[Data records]
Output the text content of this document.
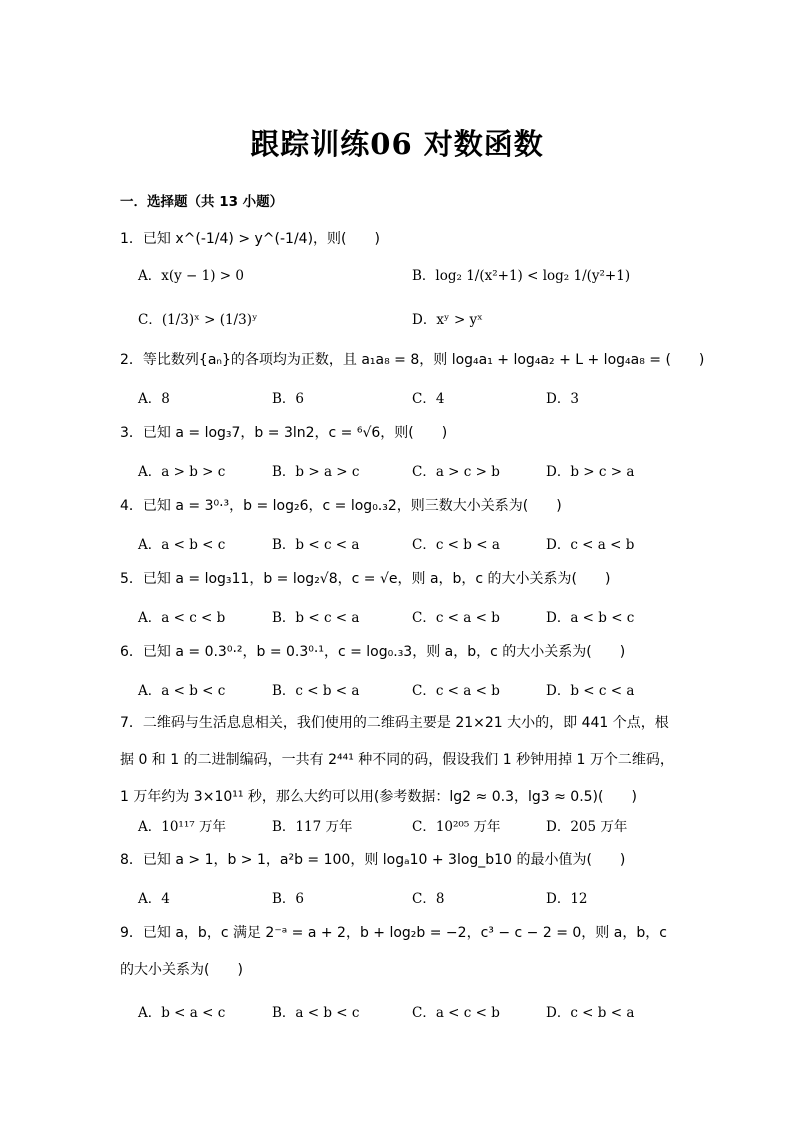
跟踪训练06 对数函数
一．选择题（共 13 小题）
1．已知 x^(-1/4) > y^(-1/4)，则(　　)
A．x(y − 1) > 0	B．log₂ 1/(x²+1) < log₂ 1/(y²+1)
C．(1/3)ˣ > (1/3)ʸ	D．xʸ > yˣ
2．等比数列{aₙ}的各项均为正数，且 a₁a₈ = 8，则 log₄a₁ + log₄a₂ + L + log₄a₈ = (　　)
A．8	B．6	C．4	D．3
3．已知 a = log₃7，b = 3ln2，c = ⁶√6，则(　　)
A．a > b > c	B．b > a > c	C．a > c > b	D．b > c > a
4．已知 a = 3⁰·³，b = log₂6，c = log₀.₃2，则三数大小关系为(　　)
A．a < b < c	B．b < c < a	C．c < b < a	D．c < a < b
5．已知 a = log₃11，b = log₂√8，c = √e，则 a，b，c 的大小关系为(　　)
A．a < c < b	B．b < c < a	C．c < a < b	D．a < b < c
6．已知 a = 0.3⁰·²，b = 0.3⁰·¹，c = log₀.₃3，则 a，b，c 的大小关系为(　　)
A．a < b < c	B．c < b < a	C．c < a < b	D．b < c < a
7．二维码与生活息息相关，我们使用的二维码主要是 21×21 大小的，即 441 个点，根据 0 和 1 的二进制编码，一共有 2⁴⁴¹ 种不同的码，假设我们 1 秒钟用掉 1 万个二维码，1 万年约为 3×10¹¹ 秒，那么大约可以用(参考数据：lg2 ≈ 0.3，lg3 ≈ 0.5)(　　)
A．10¹¹⁷ 万年	B．117 万年	C．10²⁰⁵ 万年	D．205 万年
8．已知 a > 1，b > 1，a²b = 100，则 logₐ10 + 3log_b10 的最小值为(　　)
A．4	B．6	C．8	D．12
9．已知 a，b，c 满足 2⁻ᵃ = a + 2，b + log₂b = −2，c³ − c − 2 = 0，则 a，b，c 的大小关系为(　　)
A．b < a < c	B．a < b < c	C．a < c < b	D．c < b < a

• TASK TO CARRY OUT
From the entries above, pull out each line that includes "log₀".

• ANSWER TO THIS PROBLEM
4．已知 a = 3⁰·³，b = log₂6，c = log₀.₃2，则三数大小关系为(　　)
6．已知 a = 0.3⁰·²，b = 0.3⁰·¹，c = log₀.₃3，则 a，b，c 的大小关系为(　　)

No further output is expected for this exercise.